■ Data listing:
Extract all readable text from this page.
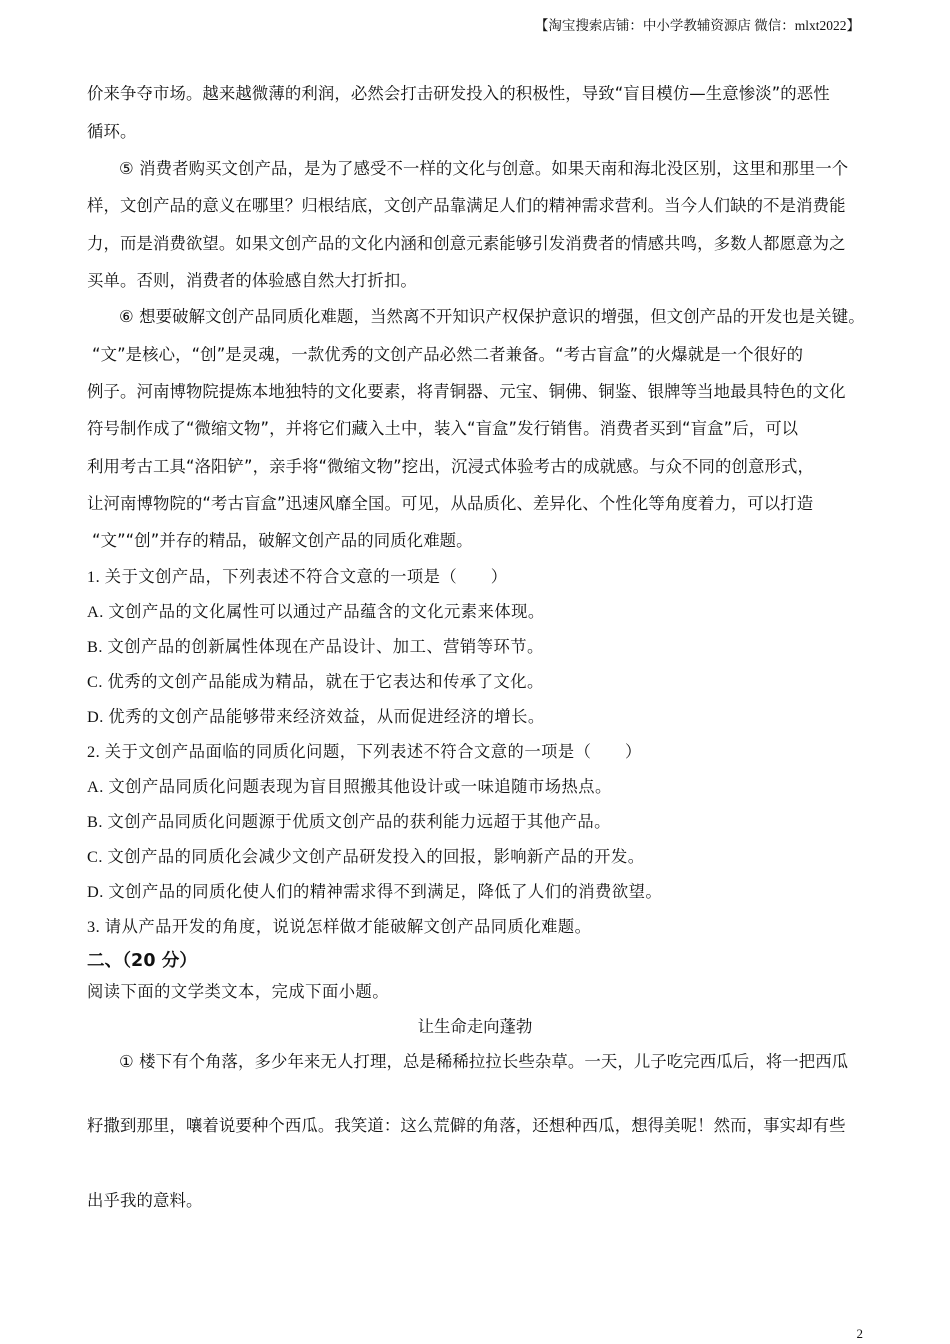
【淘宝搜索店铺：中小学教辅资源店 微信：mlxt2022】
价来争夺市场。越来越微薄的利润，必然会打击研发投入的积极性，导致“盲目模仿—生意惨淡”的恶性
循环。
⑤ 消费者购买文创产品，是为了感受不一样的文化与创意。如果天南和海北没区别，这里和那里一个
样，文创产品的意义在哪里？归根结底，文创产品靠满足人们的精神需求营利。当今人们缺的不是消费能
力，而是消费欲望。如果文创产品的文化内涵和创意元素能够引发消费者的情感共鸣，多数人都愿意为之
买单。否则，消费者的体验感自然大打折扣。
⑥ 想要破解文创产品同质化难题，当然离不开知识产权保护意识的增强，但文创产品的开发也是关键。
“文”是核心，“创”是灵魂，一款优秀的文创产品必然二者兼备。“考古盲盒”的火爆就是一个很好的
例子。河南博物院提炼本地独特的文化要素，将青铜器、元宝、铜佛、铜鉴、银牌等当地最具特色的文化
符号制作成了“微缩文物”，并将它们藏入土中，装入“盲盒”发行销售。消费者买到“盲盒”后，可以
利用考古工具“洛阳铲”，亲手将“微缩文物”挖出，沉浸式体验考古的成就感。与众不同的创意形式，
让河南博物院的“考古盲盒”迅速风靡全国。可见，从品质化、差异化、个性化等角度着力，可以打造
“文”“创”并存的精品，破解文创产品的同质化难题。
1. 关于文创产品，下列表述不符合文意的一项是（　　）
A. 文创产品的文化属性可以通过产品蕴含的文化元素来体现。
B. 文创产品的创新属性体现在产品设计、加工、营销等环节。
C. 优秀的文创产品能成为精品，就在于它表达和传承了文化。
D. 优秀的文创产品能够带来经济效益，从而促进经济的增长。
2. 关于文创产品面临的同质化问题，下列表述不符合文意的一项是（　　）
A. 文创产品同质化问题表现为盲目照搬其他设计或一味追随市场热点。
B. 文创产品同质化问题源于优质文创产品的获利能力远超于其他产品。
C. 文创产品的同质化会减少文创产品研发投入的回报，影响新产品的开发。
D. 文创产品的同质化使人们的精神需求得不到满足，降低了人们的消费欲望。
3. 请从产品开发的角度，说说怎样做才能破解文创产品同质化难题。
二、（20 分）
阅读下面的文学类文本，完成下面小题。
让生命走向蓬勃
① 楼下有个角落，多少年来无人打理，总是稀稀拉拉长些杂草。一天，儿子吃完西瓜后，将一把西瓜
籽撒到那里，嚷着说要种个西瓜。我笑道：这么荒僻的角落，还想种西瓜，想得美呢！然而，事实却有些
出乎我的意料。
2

...

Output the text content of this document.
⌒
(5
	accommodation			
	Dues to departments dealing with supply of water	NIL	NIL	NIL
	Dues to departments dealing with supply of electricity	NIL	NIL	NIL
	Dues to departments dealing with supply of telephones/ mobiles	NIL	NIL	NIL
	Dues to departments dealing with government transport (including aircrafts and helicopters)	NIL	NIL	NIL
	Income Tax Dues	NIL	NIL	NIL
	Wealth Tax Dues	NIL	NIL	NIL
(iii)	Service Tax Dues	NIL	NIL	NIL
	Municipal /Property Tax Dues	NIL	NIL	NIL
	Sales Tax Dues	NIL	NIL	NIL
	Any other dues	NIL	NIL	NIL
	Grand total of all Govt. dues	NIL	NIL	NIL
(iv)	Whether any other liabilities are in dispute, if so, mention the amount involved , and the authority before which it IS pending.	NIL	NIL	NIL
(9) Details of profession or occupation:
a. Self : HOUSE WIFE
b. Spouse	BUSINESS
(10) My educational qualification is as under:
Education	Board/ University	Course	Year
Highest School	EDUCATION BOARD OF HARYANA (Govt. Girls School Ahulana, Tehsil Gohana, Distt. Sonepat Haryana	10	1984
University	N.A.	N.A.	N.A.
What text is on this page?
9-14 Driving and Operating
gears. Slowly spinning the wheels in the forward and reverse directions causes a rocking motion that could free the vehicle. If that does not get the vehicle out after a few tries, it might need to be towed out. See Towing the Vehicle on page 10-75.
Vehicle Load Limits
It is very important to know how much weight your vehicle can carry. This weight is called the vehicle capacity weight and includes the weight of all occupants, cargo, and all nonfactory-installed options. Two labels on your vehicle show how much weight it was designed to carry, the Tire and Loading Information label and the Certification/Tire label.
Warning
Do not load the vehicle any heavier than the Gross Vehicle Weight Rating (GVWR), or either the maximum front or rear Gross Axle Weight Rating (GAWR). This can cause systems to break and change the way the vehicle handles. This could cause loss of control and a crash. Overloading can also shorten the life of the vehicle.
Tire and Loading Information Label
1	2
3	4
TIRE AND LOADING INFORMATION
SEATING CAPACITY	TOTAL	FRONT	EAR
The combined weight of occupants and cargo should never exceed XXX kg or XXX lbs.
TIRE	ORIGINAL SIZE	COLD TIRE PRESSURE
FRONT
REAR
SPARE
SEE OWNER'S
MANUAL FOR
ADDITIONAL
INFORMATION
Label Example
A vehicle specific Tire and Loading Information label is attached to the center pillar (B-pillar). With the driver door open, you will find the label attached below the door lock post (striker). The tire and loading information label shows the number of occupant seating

■ INSTRUCTIONS FOR THE TASK: Each line with the string "departments" in it needs to be found and copied.

■ THE RESULT:
	Dues to departments dealing with supply of water	NIL	NIL	NIL
	Dues to departments dealing with supply of electricity	NIL	NIL	NIL
	Dues to departments dealing with supply of telephones/ mobiles	NIL	NIL	NIL
	Dues to departments dealing with government transport (including aircrafts and helicopters)	NIL	NIL	NIL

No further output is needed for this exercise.